▸ Material for the task:
• • • • •
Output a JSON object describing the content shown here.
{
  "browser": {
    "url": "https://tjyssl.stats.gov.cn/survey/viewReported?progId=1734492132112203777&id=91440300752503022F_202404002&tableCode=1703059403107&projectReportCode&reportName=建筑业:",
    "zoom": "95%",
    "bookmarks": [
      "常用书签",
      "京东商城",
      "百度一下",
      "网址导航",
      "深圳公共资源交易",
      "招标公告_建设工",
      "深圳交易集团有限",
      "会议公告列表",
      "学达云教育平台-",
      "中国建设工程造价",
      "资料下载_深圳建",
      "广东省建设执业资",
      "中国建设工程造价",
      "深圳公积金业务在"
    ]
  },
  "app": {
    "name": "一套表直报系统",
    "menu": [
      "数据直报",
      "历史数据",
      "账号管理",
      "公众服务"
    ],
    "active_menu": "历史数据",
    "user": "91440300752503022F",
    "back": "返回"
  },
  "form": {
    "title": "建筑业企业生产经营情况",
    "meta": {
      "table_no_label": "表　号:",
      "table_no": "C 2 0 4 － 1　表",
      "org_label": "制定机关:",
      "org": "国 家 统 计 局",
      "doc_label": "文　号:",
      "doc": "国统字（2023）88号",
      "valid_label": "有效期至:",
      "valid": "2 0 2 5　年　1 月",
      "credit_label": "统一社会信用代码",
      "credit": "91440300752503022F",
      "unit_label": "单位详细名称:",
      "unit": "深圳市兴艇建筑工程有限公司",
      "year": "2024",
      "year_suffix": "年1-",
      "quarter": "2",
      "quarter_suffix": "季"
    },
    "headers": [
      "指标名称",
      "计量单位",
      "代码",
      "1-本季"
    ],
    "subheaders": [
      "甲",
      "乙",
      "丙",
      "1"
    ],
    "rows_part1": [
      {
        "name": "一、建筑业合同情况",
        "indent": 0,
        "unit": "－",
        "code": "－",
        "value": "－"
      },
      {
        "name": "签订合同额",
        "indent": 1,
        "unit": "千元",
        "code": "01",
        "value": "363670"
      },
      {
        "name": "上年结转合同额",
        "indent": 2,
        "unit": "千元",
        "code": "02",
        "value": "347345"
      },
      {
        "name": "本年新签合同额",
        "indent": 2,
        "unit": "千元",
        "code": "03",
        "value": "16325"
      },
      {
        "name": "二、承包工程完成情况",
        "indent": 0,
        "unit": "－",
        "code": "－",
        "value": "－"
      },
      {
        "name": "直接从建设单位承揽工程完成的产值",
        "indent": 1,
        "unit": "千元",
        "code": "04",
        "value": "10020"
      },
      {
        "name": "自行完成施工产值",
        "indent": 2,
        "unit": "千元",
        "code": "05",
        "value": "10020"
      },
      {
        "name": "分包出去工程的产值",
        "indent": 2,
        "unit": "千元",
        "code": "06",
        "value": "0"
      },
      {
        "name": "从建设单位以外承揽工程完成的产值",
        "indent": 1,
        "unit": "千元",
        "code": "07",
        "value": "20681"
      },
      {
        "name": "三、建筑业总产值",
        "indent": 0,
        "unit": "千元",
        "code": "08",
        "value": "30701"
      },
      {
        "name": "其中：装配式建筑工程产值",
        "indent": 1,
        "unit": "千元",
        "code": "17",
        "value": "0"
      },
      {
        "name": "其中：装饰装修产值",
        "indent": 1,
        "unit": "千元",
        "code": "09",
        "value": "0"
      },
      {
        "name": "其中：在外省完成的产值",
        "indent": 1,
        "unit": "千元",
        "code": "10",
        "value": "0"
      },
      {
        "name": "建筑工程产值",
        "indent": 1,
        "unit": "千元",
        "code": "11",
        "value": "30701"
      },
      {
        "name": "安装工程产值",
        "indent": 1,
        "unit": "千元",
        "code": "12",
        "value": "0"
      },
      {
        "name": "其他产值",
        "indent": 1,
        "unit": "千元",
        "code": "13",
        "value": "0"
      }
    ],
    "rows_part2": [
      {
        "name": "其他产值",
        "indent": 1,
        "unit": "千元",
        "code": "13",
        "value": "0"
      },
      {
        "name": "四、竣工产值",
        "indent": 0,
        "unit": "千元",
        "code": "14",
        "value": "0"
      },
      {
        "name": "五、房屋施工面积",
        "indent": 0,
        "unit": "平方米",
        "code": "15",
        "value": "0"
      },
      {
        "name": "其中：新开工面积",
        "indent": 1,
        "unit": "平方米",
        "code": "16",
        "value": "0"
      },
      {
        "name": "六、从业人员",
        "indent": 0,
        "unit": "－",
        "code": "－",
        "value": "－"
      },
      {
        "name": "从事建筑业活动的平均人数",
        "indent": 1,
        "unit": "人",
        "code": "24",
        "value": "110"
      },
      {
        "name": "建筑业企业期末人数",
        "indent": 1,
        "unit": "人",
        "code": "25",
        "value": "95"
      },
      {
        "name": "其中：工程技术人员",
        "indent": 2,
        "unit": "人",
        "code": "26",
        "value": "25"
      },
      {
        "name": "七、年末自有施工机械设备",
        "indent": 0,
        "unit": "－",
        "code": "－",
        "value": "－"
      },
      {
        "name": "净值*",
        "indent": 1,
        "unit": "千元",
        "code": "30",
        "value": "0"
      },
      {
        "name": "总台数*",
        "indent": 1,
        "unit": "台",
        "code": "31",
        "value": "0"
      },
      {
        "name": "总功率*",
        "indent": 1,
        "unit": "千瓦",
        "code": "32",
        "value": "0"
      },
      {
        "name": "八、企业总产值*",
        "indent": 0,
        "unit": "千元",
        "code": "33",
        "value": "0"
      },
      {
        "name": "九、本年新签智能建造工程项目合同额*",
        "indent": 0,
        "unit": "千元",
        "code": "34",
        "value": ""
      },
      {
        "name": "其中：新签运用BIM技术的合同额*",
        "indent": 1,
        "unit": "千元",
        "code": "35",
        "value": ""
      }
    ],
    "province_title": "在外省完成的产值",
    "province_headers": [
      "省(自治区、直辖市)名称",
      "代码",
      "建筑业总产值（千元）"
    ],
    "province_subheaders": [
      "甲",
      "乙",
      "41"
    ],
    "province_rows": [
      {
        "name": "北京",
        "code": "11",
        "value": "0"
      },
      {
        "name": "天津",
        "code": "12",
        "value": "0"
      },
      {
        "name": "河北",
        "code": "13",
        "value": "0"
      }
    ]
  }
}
• • • • •
▸ Task to complete: Could you transcribe the records in full, exactly?

▸ Answer in full:
Output a JSON object describing the content shown here.
{
  "browser": {
    "url": "https://tjyssl.stats.gov.cn/survey/viewReported?progId=1734492132112203777&id=91440300752503022F_202404002&tableCode=1703059403107&projectReportCode&reportName=建筑业:",
    "zoom": "95%",
    "bookmarks": [
      "常用书签",
      "京东商城",
      "百度一下",
      "网址导航",
      "深圳公共资源交易",
      "招标公告_建设工",
      "深圳交易集团有限",
      "会议公告列表",
      "学达云教育平台-",
      "中国建设工程造价",
      "资料下载_深圳建",
      "广东省建设执业资",
      "中国建设工程造价",
      "深圳公积金业务在"
    ]
  },
  "app": {
    "name": "一套表直报系统",
    "menu": [
      "数据直报",
      "历史数据",
      "账号管理",
      "公众服务"
    ],
    "active_menu": "历史数据",
    "user": "91440300752503022F",
    "back": "返回"
  },
  "form": {
    "title": "建筑业企业生产经营情况",
    "meta": {
      "table_no_label": "表　号:",
      "table_no": "C 2 0 4 － 1　表",
      "org_label": "制定机关:",
      "org": "国 家 统 计 局",
      "doc_label": "文　号:",
      "doc": "国统字（2023）88号",
      "valid_label": "有效期至:",
      "valid": "2 0 2 5　年　1 月",
      "credit_label": "统一社会信用代码",
      "credit": "91440300752503022F",
      "unit_label": "单位详细名称:",
      "unit": "深圳市兴艇建筑工程有限公司",
      "year": "2024",
      "year_suffix": "年1-",
      "quarter": "2",
      "quarter_suffix": "季"
    },
    "headers": [
      "指标名称",
      "计量单位",
      "代码",
      "1-本季"
    ],
    "subheaders": [
      "甲",
      "乙",
      "丙",
      "1"
    ],
    "rows_part1": [
      {
        "name": "一、建筑业合同情况",
        "indent": 0,
        "unit": "－",
        "code": "－",
        "value": "－"
      },
      {
        "name": "签订合同额",
        "indent": 1,
        "unit": "千元",
        "code": "01",
        "value": "363670"
      },
      {
        "name": "上年结转合同额",
        "indent": 2,
        "unit": "千元",
        "code": "02",
        "value": "347345"
      },
      {
        "name": "本年新签合同额",
        "indent": 2,
        "unit": "千元",
        "code": "03",
        "value": "16325"
      },
      {
        "name": "二、承包工程完成情况",
        "indent": 0,
        "unit": "－",
        "code": "－",
        "value": "－"
      },
      {
        "name": "直接从建设单位承揽工程完成的产值",
        "indent": 1,
        "unit": "千元",
        "code": "04",
        "value": "10020"
      },
      {
        "name": "自行完成施工产值",
        "indent": 2,
        "unit": "千元",
        "code": "05",
        "value": "10020"
      },
      {
        "name": "分包出去工程的产值",
        "indent": 2,
        "unit": "千元",
        "code": "06",
        "value": "0"
      },
      {
        "name": "从建设单位以外承揽工程完成的产值",
        "indent": 1,
        "unit": "千元",
        "code": "07",
        "value": "20681"
      },
      {
        "name": "三、建筑业总产值",
        "indent": 0,
        "unit": "千元",
        "code": "08",
        "value": "30701"
      },
      {
        "name": "其中：装配式建筑工程产值",
        "indent": 1,
        "unit": "千元",
        "code": "17",
        "value": "0"
      },
      {
        "name": "其中：装饰装修产值",
        "indent": 1,
        "unit": "千元",
        "code": "09",
        "value": "0"
      },
      {
        "name": "其中：在外省完成的产值",
        "indent": 1,
        "unit": "千元",
        "code": "10",
        "value": "0"
      },
      {
        "name": "建筑工程产值",
        "indent": 1,
        "unit": "千元",
        "code": "11",
        "value": "30701"
      },
      {
        "name": "安装工程产值",
        "indent": 1,
        "unit": "千元",
        "code": "12",
        "value": "0"
      },
      {
        "name": "其他产值",
        "indent": 1,
        "unit": "千元",
        "code": "13",
        "value": "0"
      }
    ],
    "rows_part2": [
      {
        "name": "其他产值",
        "indent": 1,
        "unit": "千元",
        "code": "13",
        "value": "0"
      },
      {
        "name": "四、竣工产值",
        "indent": 0,
        "unit": "千元",
        "code": "14",
        "value": "0"
      },
      {
        "name": "五、房屋施工面积",
        "indent": 0,
        "unit": "平方米",
        "code": "15",
        "value": "0"
      },
      {
        "name": "其中：新开工面积",
        "indent": 1,
        "unit": "平方米",
        "code": "16",
        "value": "0"
      },
      {
        "name": "六、从业人员",
        "indent": 0,
        "unit": "－",
        "code": "－",
        "value": "－"
      },
      {
        "name": "从事建筑业活动的平均人数",
        "indent": 1,
        "unit": "人",
        "code": "24",
        "value": "110"
      },
      {
        "name": "建筑业企业期末人数",
        "indent": 1,
        "unit": "人",
        "code": "25",
        "value": "95"
      },
      {
        "name": "其中：工程技术人员",
        "indent": 2,
        "unit": "人",
        "code": "26",
        "value": "25"
      },
      {
        "name": "七、年末自有施工机械设备",
        "indent": 0,
        "unit": "－",
        "code": "－",
        "value": "－"
      },
      {
        "name": "净值*",
        "indent": 1,
        "unit": "千元",
        "code": "30",
        "value": "0"
      },
      {
        "name": "总台数*",
        "indent": 1,
        "unit": "台",
        "code": "31",
        "value": "0"
      },
      {
        "name": "总功率*",
        "indent": 1,
        "unit": "千瓦",
        "code": "32",
        "value": "0"
      },
      {
        "name": "八、企业总产值*",
        "indent": 0,
        "unit": "千元",
        "code": "33",
        "value": "0"
      },
      {
        "name": "九、本年新签智能建造工程项目合同额*",
        "indent": 0,
        "unit": "千元",
        "code": "34",
        "value": ""
      },
      {
        "name": "其中：新签运用BIM技术的合同额*",
        "indent": 1,
        "unit": "千元",
        "code": "35",
        "value": ""
      }
    ],
    "province_title": "在外省完成的产值",
    "province_headers": [
      "省(自治区、直辖市)名称",
      "代码",
      "建筑业总产值（千元）"
    ],
    "province_subheaders": [
      "甲",
      "乙",
      "41"
    ],
    "province_rows": [
      {
        "name": "北京",
        "code": "11",
        "value": "0"
      },
      {
        "name": "天津",
        "code": "12",
        "value": "0"
      },
      {
        "name": "河北",
        "code": "13",
        "value": "0"
      }
    ]
  }
}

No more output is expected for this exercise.